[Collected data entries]
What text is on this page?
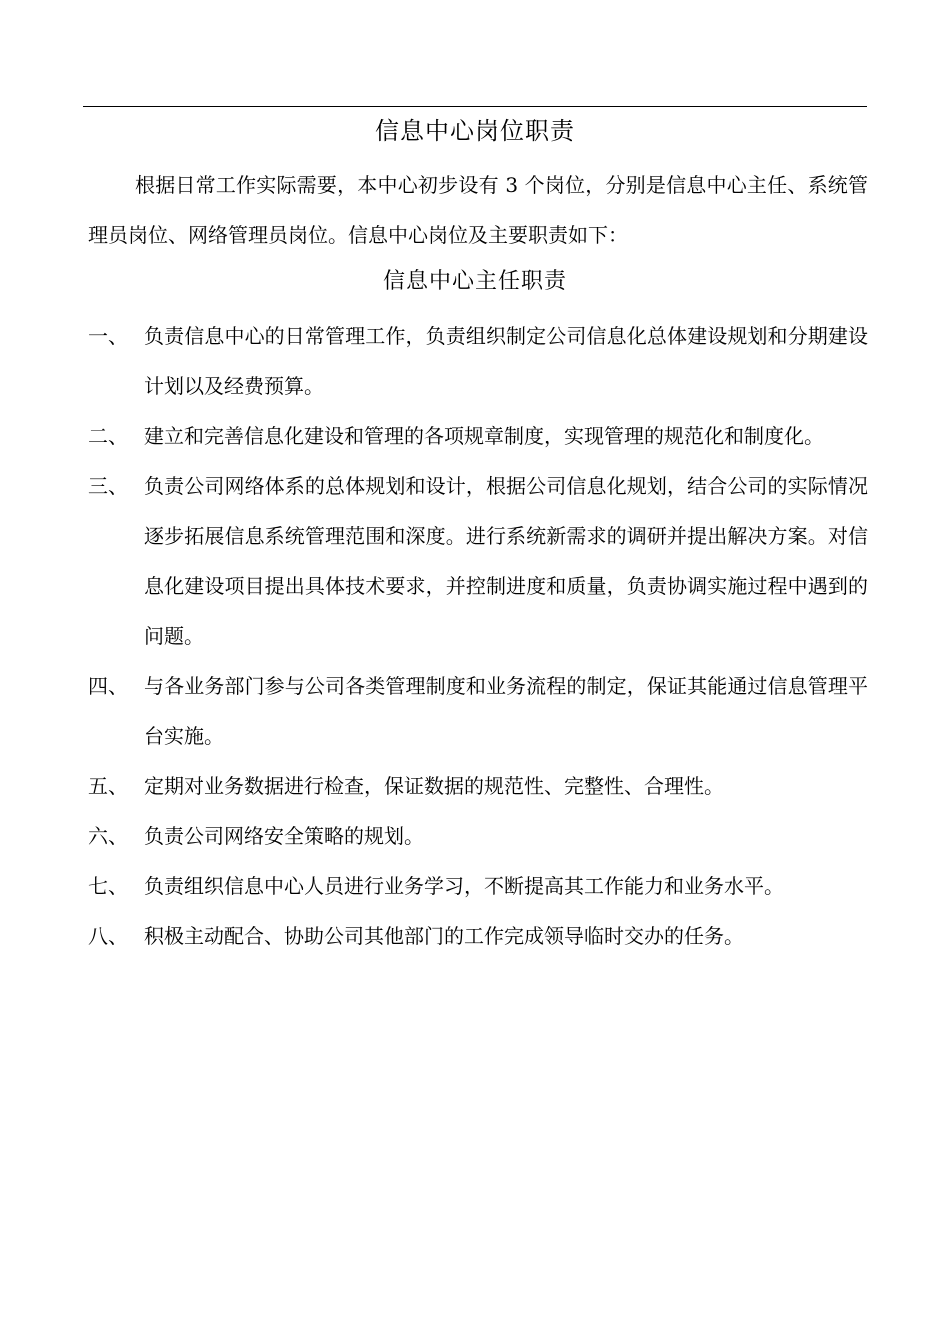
信息中心岗位职责
根据日常工作实际需要，本中心初步设有 3 个岗位，分别是信息中心主任、系统管理员岗位、网络管理员岗位。信息中心岗位及主要职责如下：
信息中心主任职责
一、 负责信息中心的日常管理工作，负责组织制定公司信息化总体建设规划和分期建设计划以及经费预算。
二、 建立和完善信息化建设和管理的各项规章制度，实现管理的规范化和制度化。
三、 负责公司网络体系的总体规划和设计，根据公司信息化规划，结合公司的实际情况逐步拓展信息系统管理范围和深度。进行系统新需求的调研并提出解决方案。对信息化建设项目提出具体技术要求，并控制进度和质量，负责协调实施过程中遇到的问题。
四、 与各业务部门参与公司各类管理制度和业务流程的制定，保证其能通过信息管理平台实施。
五、 定期对业务数据进行检查，保证数据的规范性、完整性、合理性。
六、 负责公司网络安全策略的规划。
七、 负责组织信息中心人员进行业务学习，不断提高其工作能力和业务水平。
八、 积极主动配合、协助公司其他部门的工作完成领导临时交办的任务。
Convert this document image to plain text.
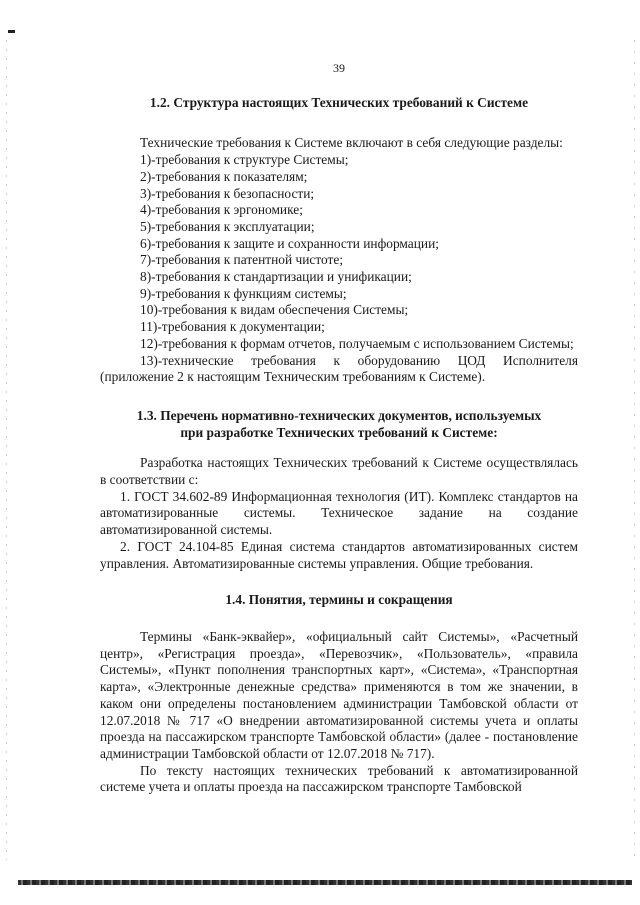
39

1.2. Структура настоящих Технических требований к Системе

Технические требования к Системе включают в себя следующие разделы:

1)-требования к структуре Системы;

2)-требования к показателям;

3)-требования к безопасности;

4)-требования к эргономике;

5)-требования к эксплуатации;

6)-требования к защите и сохранности информации;

7)-требования к патентной чистоте;

8)-требования к стандартизации и унификации;

9)-требования к функциям системы;

10)-требования к видам обеспечения Системы;

11)-требования к документации;

12)-требования к формам отчетов, получаемым с использованием Системы;

13)-технические требования к оборудованию ЦОД Исполнителя (приложение 2 к настоящим Техническим требованиям к Системе).

1.3. Перечень нормативно-технических документов, используемых
при разработке Технических требований к Системе:

Разработка настоящих Технических требований к Системе осуществлялась в соответствии с:

1. ГОСТ 34.602-89 Информационная технология (ИТ). Комплекс стандартов на автоматизированные системы. Техническое задание на создание автоматизированной системы.

2. ГОСТ 24.104-85 Единая система стандартов автоматизированных систем управления. Автоматизированные системы управления. Общие требования.

1.4. Понятия, термины и сокращения

Термины «Банк-эквайер», «официальный сайт Системы», «Расчетный центр», «Регистрация проезда», «Перевозчик», «Пользователь», «правила Системы», «Пункт пополнения транспортных карт», «Система», «Транспортная карта», «Электронные денежные средства» применяются в том же значении, в каком они определены постановлением администрации Тамбовской области от 12.07.2018 № 717 «О внедрении автоматизированной системы учета и оплаты проезда на пассажирском транспорте Тамбовской области» (далее - постановление администрации Тамбовской области от 12.07.2018 № 717).

По тексту настоящих технических требований к автоматизированной системе учета и оплаты проезда на пассажирском транспорте Тамбовской
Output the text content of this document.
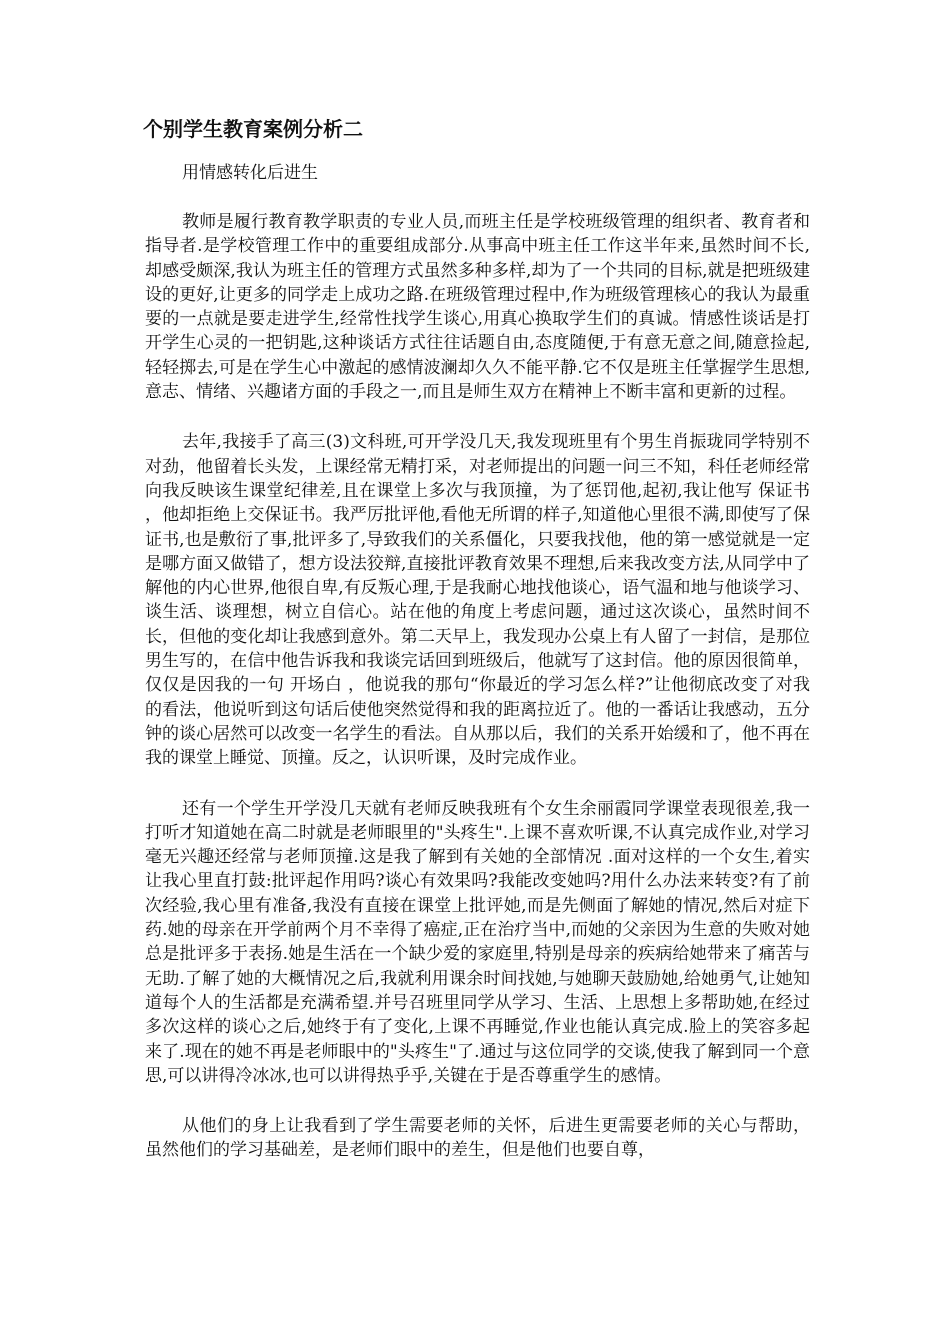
个别学生教育案例分析二

用情感转化后进生

教师是履行教育教学职责的专业人员,而班主任是学校班级管理的组织者、教育者和指导者.是学校管理工作中的重要组成部分.从事高中班主任工作这半年来,虽然时间不长,却感受颇深,我认为班主任的管理方式虽然多种多样,却为了一个共同的目标,就是把班级建设的更好,让更多的同学走上成功之路.在班级管理过程中,作为班级管理核心的我认为最重要的一点就是要走进学生,经常性找学生谈心,用真心换取学生们的真诚。情感性谈话是打开学生心灵的一把钥匙,这种谈话方式往往话题自由,态度随便,于有意无意之间,随意捡起,轻轻掷去,可是在学生心中激起的感情波澜却久久不能平静.它不仅是班主任掌握学生思想,意志、情绪、兴趣诸方面的手段之一,而且是师生双方在精神上不断丰富和更新的过程。

去年,我接手了高三(3)文科班,可开学没几天,我发现班里有个男生肖振珑同学特别不对劲，他留着长头发，上课经常无精打采，对老师提出的问题一问三不知，科任老师经常向我反映该生课堂纪律差,且在课堂上多次与我顶撞，为了惩罚他,起初,我让他写 保证书 ，他却拒绝上交保证书。我严厉批评他,看他无所谓的样子,知道他心里很不满,即使写了保证书,也是敷衍了事,批评多了,导致我们的关系僵化，只要我找他，他的第一感觉就是一定是哪方面又做错了，想方设法狡辩,直接批评教育效果不理想,后来我改变方法,从同学中了解他的内心世界,他很自卑,有反叛心理,于是我耐心地找他谈心，语气温和地与他谈学习、谈生活、谈理想，树立自信心。站在他的角度上考虑问题，通过这次谈心，虽然时间不长，但他的变化却让我感到意外。第二天早上，我发现办公桌上有人留了一封信，是那位男生写的，在信中他告诉我和我谈完话回到班级后，他就写了这封信。他的原因很简单，仅仅是因我的一句 开场白 ，他说我的那句“你最近的学习怎么样?”让他彻底改变了对我的看法，他说听到这句话后使他突然觉得和我的距离拉近了。他的一番话让我感动，五分钟的谈心居然可以改变一名学生的看法。自从那以后，我们的关系开始缓和了，他不再在我的课堂上睡觉、顶撞。反之，认识听课，及时完成作业。

还有一个学生开学没几天就有老师反映我班有个女生余丽霞同学课堂表现很差,我一打听才知道她在高二时就是老师眼里的"头疼生".上课不喜欢听课,不认真完成作业,对学习毫无兴趣还经常与老师顶撞.这是我了解到有关她的全部情况 .面对这样的一个女生,着实让我心里直打鼓:批评起作用吗?谈心有效果吗?我能改变她吗?用什么办法来转变?有了前次经验,我心里有准备,我没有直接在课堂上批评她,而是先侧面了解她的情况,然后对症下药.她的母亲在开学前两个月不幸得了癌症,正在治疗当中,而她的父亲因为生意的失败对她总是批评多于表扬.她是生活在一个缺少爱的家庭里,特别是母亲的疾病给她带来了痛苦与无助.了解了她的大概情况之后,我就利用课余时间找她,与她聊天鼓励她,给她勇气,让她知道每个人的生活都是充满希望.并号召班里同学从学习、生活、上思想上多帮助她,在经过多次这样的谈心之后,她终于有了变化,上课不再睡觉,作业也能认真完成.脸上的笑容多起来了.现在的她不再是老师眼中的"头疼生"了.通过与这位同学的交谈,使我了解到同一个意思,可以讲得冷冰冰,也可以讲得热乎乎,关键在于是否尊重学生的感情。

从他们的身上让我看到了学生需要老师的关怀，后进生更需要老师的关心与帮助，虽然他们的学习基础差，是老师们眼中的差生，但是他们也要自尊，
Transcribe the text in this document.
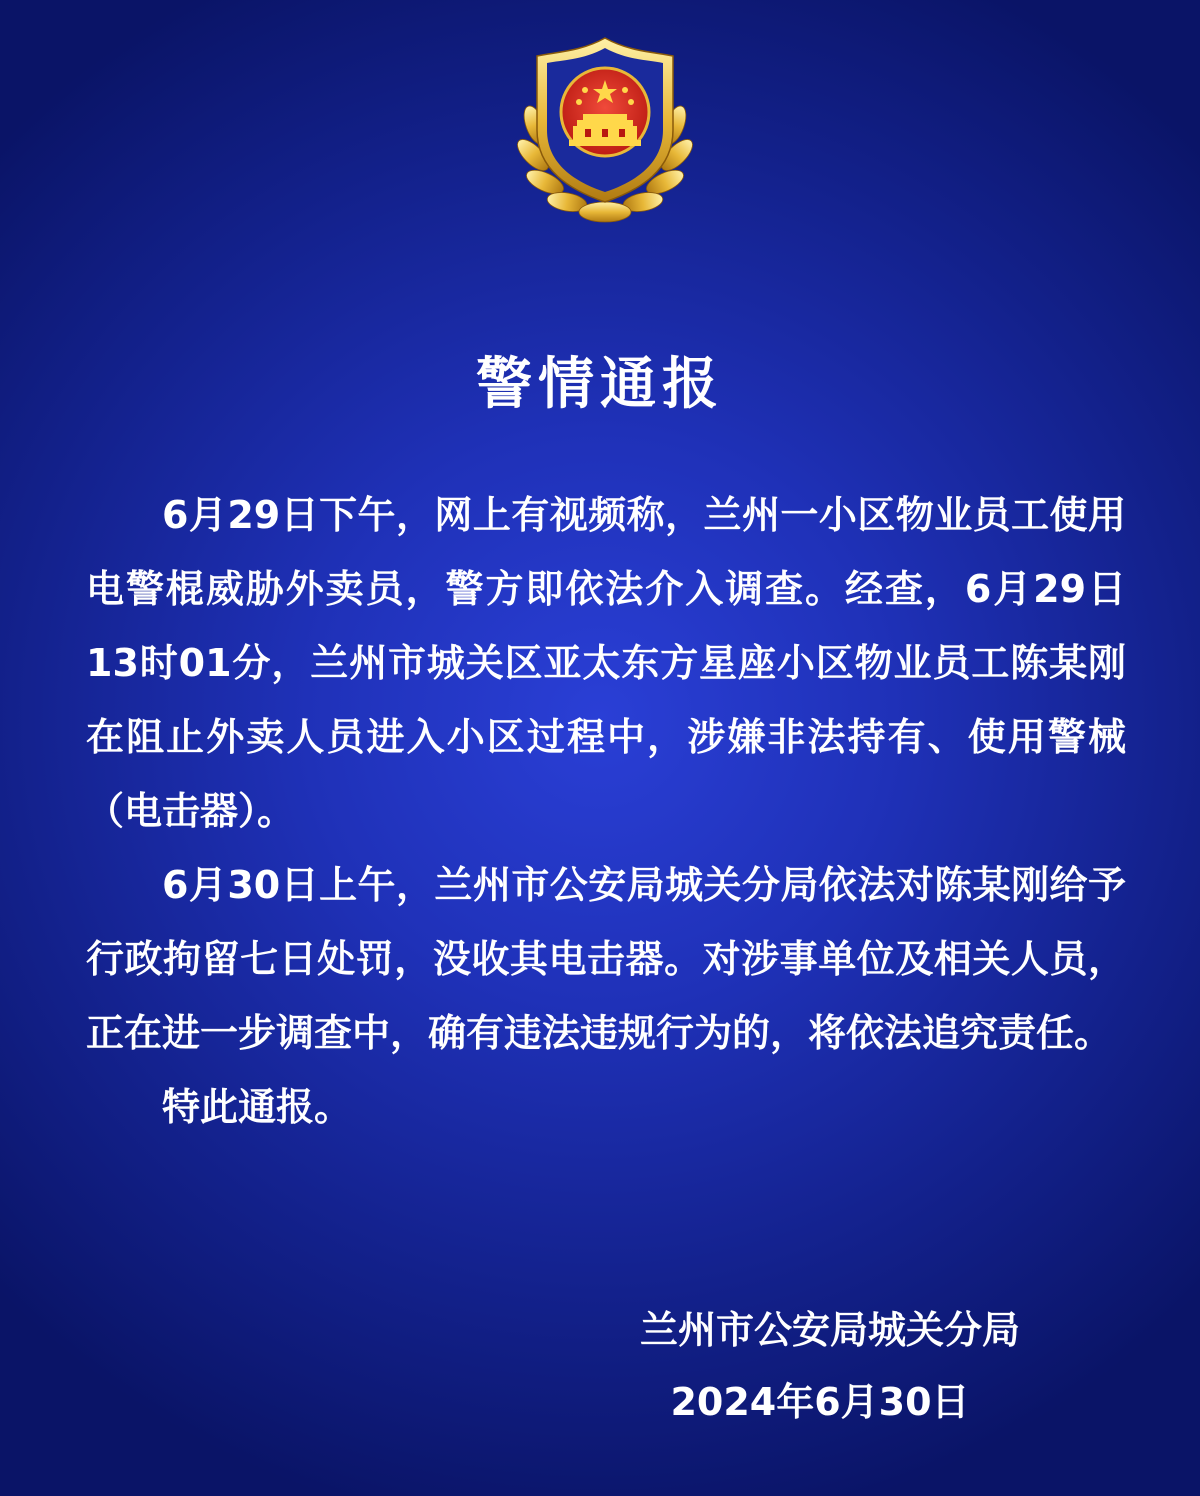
警情通报

6月29日下午，网上有视频称，兰州一小区物业员工使用电警棍威胁外卖员，警方即依法介入调查。经查，6月29日13时01分，兰州市城关区亚太东方星座小区物业员工陈某刚在阻止外卖人员进入小区过程中，涉嫌非法持有、使用警械（电击器）。

6月30日上午，兰州市公安局城关分局依法对陈某刚给予行政拘留七日处罚，没收其电击器。对涉事单位及相关人员，正在进一步调查中，确有违法违规行为的，将依法追究责任。

特此通报。

兰州市公安局城关分局
2024年6月30日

What is asked: Reproduce exactly and only the lines from the line that contains "Transcribe the text in this document." to the end of the data above, both ends included. No pictures go in the copy.

Task output:
Transcribe the text in this document.
警情通报

6月29日下午，网上有视频称，兰州一小区物业员工使用电警棍威胁外卖员，警方即依法介入调查。经查，6月29日13时01分，兰州市城关区亚太东方星座小区物业员工陈某刚在阻止外卖人员进入小区过程中，涉嫌非法持有、使用警械（电击器）。

6月30日上午，兰州市公安局城关分局依法对陈某刚给予行政拘留七日处罚，没收其电击器。对涉事单位及相关人员，正在进一步调查中，确有违法违规行为的，将依法追究责任。

特此通报。

兰州市公安局城关分局
2024年6月30日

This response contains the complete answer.